> _TEXTO DE LECTURA_:
┌────────

Lo mismo cabe decir de la victoria aliada en la Segunda Guerra Mundial. En este caso, sin embargo, el término “aliados” traslada una idea de uniformidad equívoca, pues a lo largo de todo el conflicto las diferencias entre los distintos países que constituyeron este bando fueron notables y, en ocasiones, además de dar lugar a graves reveses perfectamente evitables, dejaron en el aire el resultado final. Afortunadamente, el empeño en superar los desacuerdos prevaleció y los aliados ganaron la guerra.
Pese a todo, ninguna victoria es definitiva. Siempre da lugar a nuevos desafíos. La historia no es un conjunto de sucesos aislados entre sí, como si cada evento fuera autoconclusivo, una cápsula del tiempo que flota al margen de las demás. La historia es un trasiego continuo, un discurrir incesante de sucesos y consecuencias, de problemas y conflictos aparentemente finiquitados que, sin embargo, alumbran otros nuevos.

└────────

> _INFORMACIÓN PROPORCIONADA_:
┌────────

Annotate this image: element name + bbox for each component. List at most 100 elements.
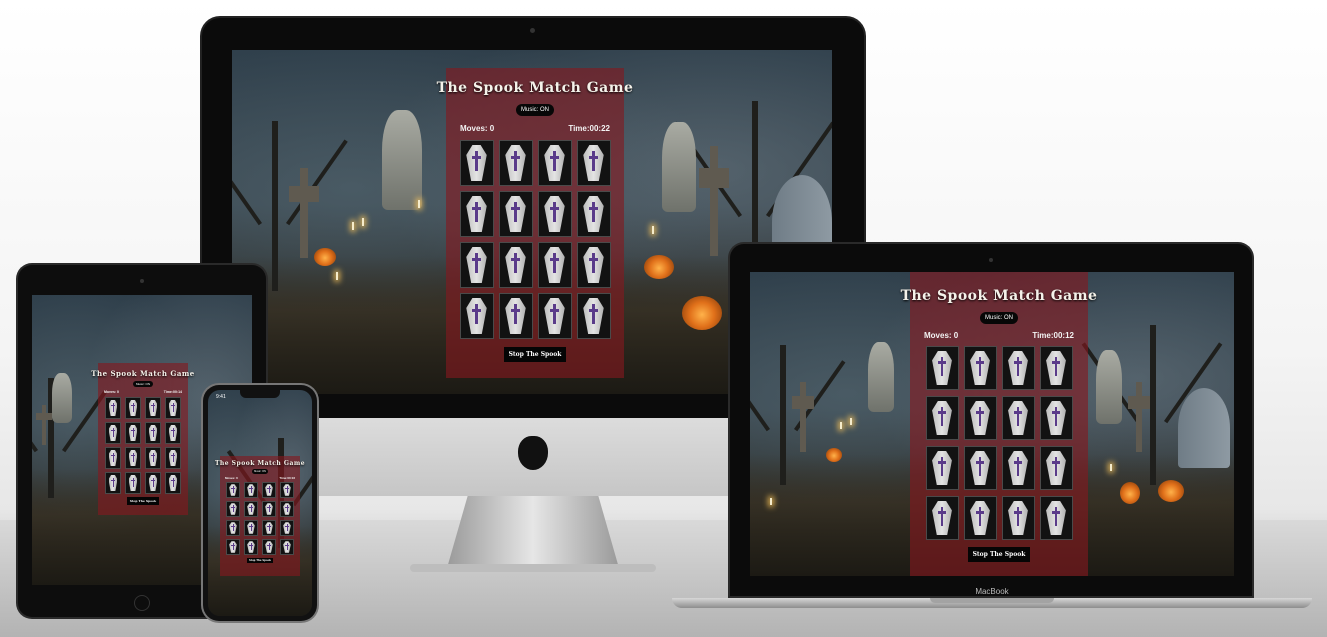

└────────

> _ENUNCIADO 1_:
Según el texto de lectura, ¿qué prevaleció entre los aliados para que ganaran la guerra?
> _ENUNCIADO 2_:
Explique, conforme al texto de lectura, por qué el término “aliados” traslada una idea de uniformidad equívoca.

> _RESPUESTA CORRECTA 1_:
Prevaleció el empeño en superar los desacuerdos.

> _RESPUESTA CORRECTA 2_:
A lo largo de todo el conflicto, las diferencias entre los distintos países que constituyeron ese bando fueron notables. En ocasiones, esas diferencias dieron lugar a graves reveses perfectamente evitables y dejaron en el aire el resultado final.